▶ _Problem to work on_:
Return all of the entries word for word, but omit the pictures they contain.

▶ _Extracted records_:
----------
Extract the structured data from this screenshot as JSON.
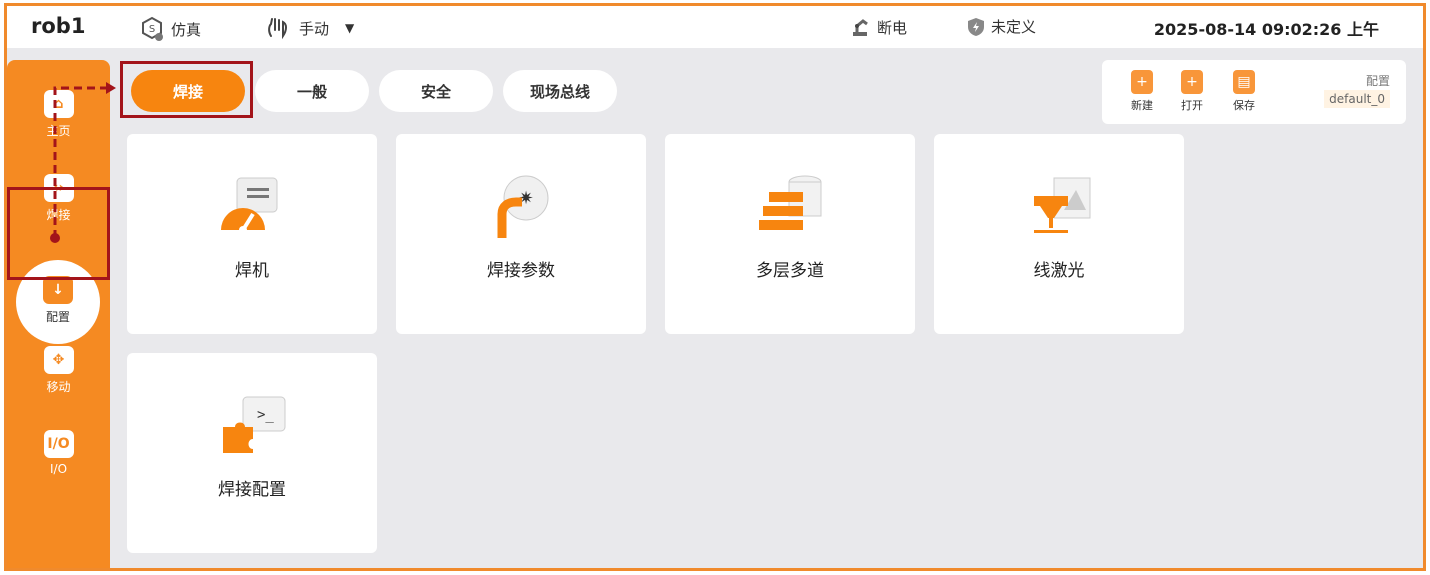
{
  "header": {
    "title": "rob1",
    "sim_label": "仿真",
    "mode_label": "手动",
    "power_label": "断电",
    "undefined_label": "未定义",
    "datetime": "2025-08-14 09:02:26 上午"
  },
  "sidebar": {
    "items": [
      {
        "label": "主页",
        "icon": "home-icon"
      },
      {
        "label": "焊接",
        "icon": "weld-icon"
      },
      {
        "label": "配置",
        "icon": "config-icon"
      },
      {
        "label": "移动",
        "icon": "move-icon"
      },
      {
        "label": "I/O",
        "icon": "io-icon"
      }
    ],
    "io_glyph": "I/O"
  },
  "tabs": [
    {
      "label": "焊接",
      "active": true
    },
    {
      "label": "一般",
      "active": false
    },
    {
      "label": "安全",
      "active": false
    },
    {
      "label": "现场总线",
      "active": false
    }
  ],
  "toolbox": {
    "new_label": "新建",
    "open_label": "打开",
    "save_label": "保存",
    "config_label": "配置",
    "config_value": "default_0"
  },
  "cards": [
    {
      "label": "焊机",
      "icon": "welder-icon"
    },
    {
      "label": "焊接参数",
      "icon": "weld-params-icon"
    },
    {
      "label": "多层多道",
      "icon": "multilayer-icon"
    },
    {
      "label": "线激光",
      "icon": "line-laser-icon"
    },
    {
      "label": "焊接配置",
      "icon": "weld-config-icon"
    }
  ],
  "colors": {
    "accent": "#f7850f",
    "sidebar": "#f58a22",
    "highlight": "#a3141a",
    "background": "#e9e9ec"
  }
}
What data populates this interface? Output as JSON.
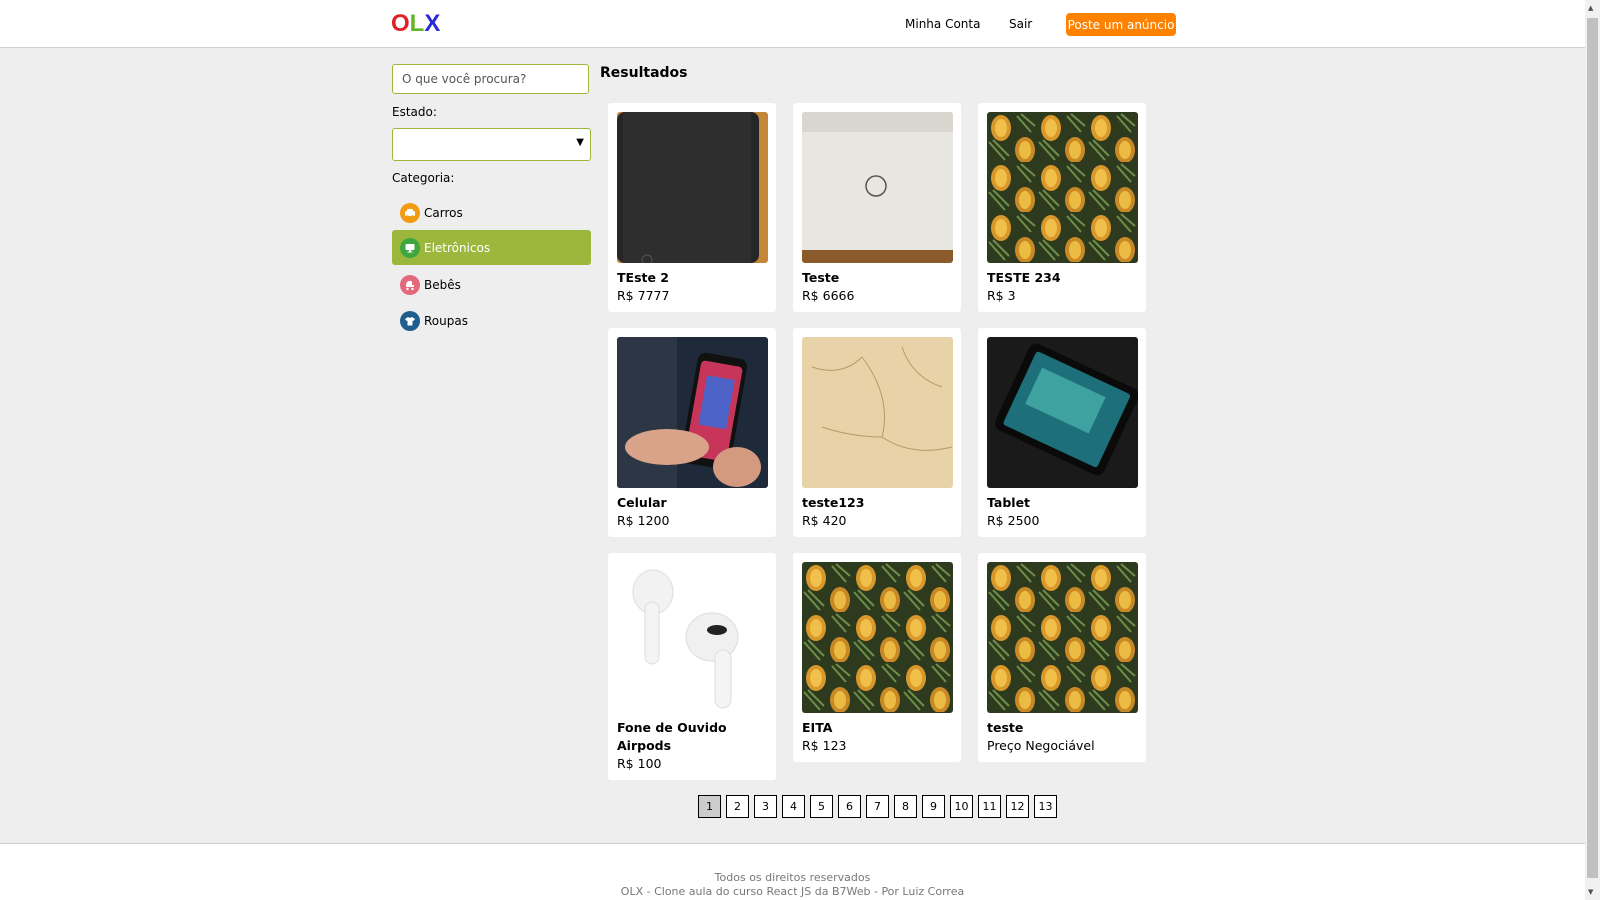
{
  "header": {
    "logo": {
      "o": "O",
      "l": "L",
      "x": "X"
    },
    "my_account": "Minha Conta",
    "logout": "Sair",
    "post_ad": "Poste um anúncio"
  },
  "sidebar": {
    "search_placeholder": "O que você procura?",
    "state_label": "Estado:",
    "state_value": "",
    "category_label": "Categoria:",
    "categories": [
      {
        "label": "Carros",
        "icon": "car-icon",
        "color": "#f39c12"
      },
      {
        "label": "Eletrônicos",
        "icon": "monitor-icon",
        "color": "#3fa63f"
      },
      {
        "label": "Bebês",
        "icon": "stroller-icon",
        "color": "#e26a7a"
      },
      {
        "label": "Roupas",
        "icon": "shirt-icon",
        "color": "#1f5d8c"
      }
    ]
  },
  "main": {
    "title": "Resultados",
    "products": [
      {
        "title": "TEste 2",
        "price": "R$ 7777",
        "image": "speaker"
      },
      {
        "title": "Teste",
        "price": "R$ 6666",
        "image": "laptop"
      },
      {
        "title": "TESTE 234",
        "price": "R$ 3",
        "image": "pineapples"
      },
      {
        "title": "Celular",
        "price": "R$ 1200",
        "image": "phone"
      },
      {
        "title": "teste123",
        "price": "R$ 420",
        "image": "sand"
      },
      {
        "title": "Tablet",
        "price": "R$ 2500",
        "image": "tablet"
      },
      {
        "title": "Fone de Ouvido Airpods",
        "price": "R$ 100",
        "image": "airpods"
      },
      {
        "title": "EITA",
        "price": "R$ 123",
        "image": "pineapples"
      },
      {
        "title": "teste",
        "price": "Preço Negociável",
        "image": "pineapples"
      }
    ]
  },
  "pagination": {
    "pages": [
      "1",
      "2",
      "3",
      "4",
      "5",
      "6",
      "7",
      "8",
      "9",
      "10",
      "11",
      "12",
      "13"
    ],
    "current": "1"
  },
  "footer": {
    "line1": "Todos os direitos reservados",
    "line2": "OLX - Clone aula do curso React JS da B7Web - Por Luiz Correa"
  },
  "colors": {
    "accent": "#9bb83d",
    "post_button": "#ff8100"
  }
}
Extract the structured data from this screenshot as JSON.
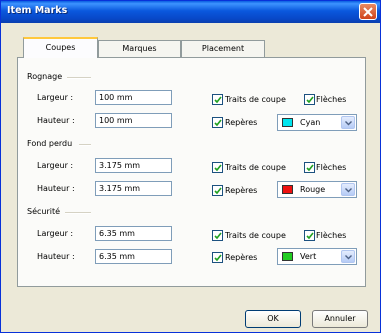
{
  "window": {
    "title": "Item Marks"
  },
  "tabs": [
    {
      "label": "Coupes",
      "active": true
    },
    {
      "label": "Marques",
      "active": false
    },
    {
      "label": "Placement",
      "active": false
    }
  ],
  "sections": [
    {
      "title": "Rognage",
      "width_label": "Largeur :",
      "width_value": "100 mm",
      "height_label": "Hauteur :",
      "height_value": "100 mm",
      "trim_label": "Traits de coupe",
      "trim_checked": true,
      "arrows_label": "Flèches",
      "arrows_checked": true,
      "marks_label": "Repères",
      "marks_checked": true,
      "color_name": "Cyan",
      "color_hex": "#00e5ee"
    },
    {
      "title": "Fond perdu",
      "width_label": "Largeur :",
      "width_value": "3.175 mm",
      "height_label": "Hauteur :",
      "height_value": "3.175 mm",
      "trim_label": "Traits de coupe",
      "trim_checked": true,
      "arrows_label": "Flèches",
      "arrows_checked": true,
      "marks_label": "Repères",
      "marks_checked": true,
      "color_name": "Rouge",
      "color_hex": "#ee1111"
    },
    {
      "title": "Sécurité",
      "width_label": "Largeur :",
      "width_value": "6.35 mm",
      "height_label": "Hauteur :",
      "height_value": "6.35 mm",
      "trim_label": "Traits de coupe",
      "trim_checked": true,
      "arrows_label": "Flèches",
      "arrows_checked": true,
      "marks_label": "Repères",
      "marks_checked": true,
      "color_name": "Vert",
      "color_hex": "#22cc22"
    }
  ],
  "buttons": {
    "ok": "OK",
    "cancel": "Annuler"
  }
}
----------
▶ _Task answer_:
Extract the structured data from this screenshot as JSON.
{
  "header": {
    "title": "rob1",
    "sim_label": "仿真",
    "mode_label": "手动",
    "power_label": "断电",
    "undefined_label": "未定义",
    "datetime": "2025-08-14 09:02:26 上午"
  },
  "sidebar": {
    "items": [
      {
        "label": "主页",
        "icon": "home-icon"
      },
      {
        "label": "焊接",
        "icon": "weld-icon"
      },
      {
        "label": "配置",
        "icon": "config-icon"
      },
      {
        "label": "移动",
        "icon": "move-icon"
      },
      {
        "label": "I/O",
        "icon": "io-icon"
      }
    ],
    "io_glyph": "I/O"
  },
  "tabs": [
    {
      "label": "焊接",
      "active": true
    },
    {
      "label": "一般",
      "active": false
    },
    {
      "label": "安全",
      "active": false
    },
    {
      "label": "现场总线",
      "active": false
    }
  ],
  "toolbox": {
    "new_label": "新建",
    "open_label": "打开",
    "save_label": "保存",
    "config_label": "配置",
    "config_value": "default_0"
  },
  "cards": [
    {
      "label": "焊机",
      "icon": "welder-icon"
    },
    {
      "label": "焊接参数",
      "icon": "weld-params-icon"
    },
    {
      "label": "多层多道",
      "icon": "multilayer-icon"
    },
    {
      "label": "线激光",
      "icon": "line-laser-icon"
    },
    {
      "label": "焊接配置",
      "icon": "weld-config-icon"
    }
  ],
  "colors": {
    "accent": "#f7850f",
    "sidebar": "#f58a22",
    "highlight": "#a3141a",
    "background": "#e9e9ec"
  }
}
What data populates this interface? Output as JSON.
{
  "header": {
    "logo": {
      "o": "O",
      "l": "L",
      "x": "X"
    },
    "my_account": "Minha Conta",
    "logout": "Sair",
    "post_ad": "Poste um anúncio"
  },
  "sidebar": {
    "search_placeholder": "O que você procura?",
    "state_label": "Estado:",
    "state_value": "",
    "category_label": "Categoria:",
    "categories": [
      {
        "label": "Carros",
        "icon": "car-icon",
        "color": "#f39c12"
      },
      {
        "label": "Eletrônicos",
        "icon": "monitor-icon",
        "color": "#3fa63f"
      },
      {
        "label": "Bebês",
        "icon": "stroller-icon",
        "color": "#e26a7a"
      },
      {
        "label": "Roupas",
        "icon": "shirt-icon",
        "color": "#1f5d8c"
      }
    ]
  },
  "main": {
    "title": "Resultados",
    "products": [
      {
        "title": "TEste 2",
        "price": "R$ 7777",
        "image": "speaker"
      },
      {
        "title": "Teste",
        "price": "R$ 6666",
        "image": "laptop"
      },
      {
        "title": "TESTE 234",
        "price": "R$ 3",
        "image": "pineapples"
      },
      {
        "title": "Celular",
        "price": "R$ 1200",
        "image": "phone"
      },
      {
        "title": "teste123",
        "price": "R$ 420",
        "image": "sand"
      },
      {
        "title": "Tablet",
        "price": "R$ 2500",
        "image": "tablet"
      },
      {
        "title": "Fone de Ouvido Airpods",
        "price": "R$ 100",
        "image": "airpods"
      },
      {
        "title": "EITA",
        "price": "R$ 123",
        "image": "pineapples"
      },
      {
        "title": "teste",
        "price": "Preço Negociável",
        "image": "pineapples"
      }
    ]
  },
  "pagination": {
    "pages": [
      "1",
      "2",
      "3",
      "4",
      "5",
      "6",
      "7",
      "8",
      "9",
      "10",
      "11",
      "12",
      "13"
    ],
    "current": "1"
  },
  "footer": {
    "line1": "Todos os direitos reservados",
    "line2": "OLX - Clone aula do curso React JS da B7Web - Por Luiz Correa"
  },
  "colors": {
    "accent": "#9bb83d",
    "post_button": "#ff8100"
  }
}
Extract the structured data from this screenshot as JSON.
{
  "window": {
    "title": "Item Marks"
  },
  "tabs": [
    {
      "label": "Coupes",
      "active": true
    },
    {
      "label": "Marques",
      "active": false
    },
    {
      "label": "Placement",
      "active": false
    }
  ],
  "sections": [
    {
      "title": "Rognage",
      "width_label": "Largeur :",
      "width_value": "100 mm",
      "height_label": "Hauteur :",
      "height_value": "100 mm",
      "trim_label": "Traits de coupe",
      "trim_checked": true,
      "arrows_label": "Flèches",
      "arrows_checked": true,
      "marks_label": "Repères",
      "marks_checked": true,
      "color_name": "Cyan",
      "color_hex": "#00e5ee"
    },
    {
      "title": "Fond perdu",
      "width_label": "Largeur :",
      "width_value": "3.175 mm",
      "height_label": "Hauteur :",
      "height_value": "3.175 mm",
      "trim_label": "Traits de coupe",
      "trim_checked": true,
      "arrows_label": "Flèches",
      "arrows_checked": true,
      "marks_label": "Repères",
      "marks_checked": true,
      "color_name": "Rouge",
      "color_hex": "#ee1111"
    },
    {
      "title": "Sécurité",
      "width_label": "Largeur :",
      "width_value": "6.35 mm",
      "height_label": "Hauteur :",
      "height_value": "6.35 mm",
      "trim_label": "Traits de coupe",
      "trim_checked": true,
      "arrows_label": "Flèches",
      "arrows_checked": true,
      "marks_label": "Repères",
      "marks_checked": true,
      "color_name": "Vert",
      "color_hex": "#22cc22"
    }
  ],
  "buttons": {
    "ok": "OK",
    "cancel": "Annuler"
  }
}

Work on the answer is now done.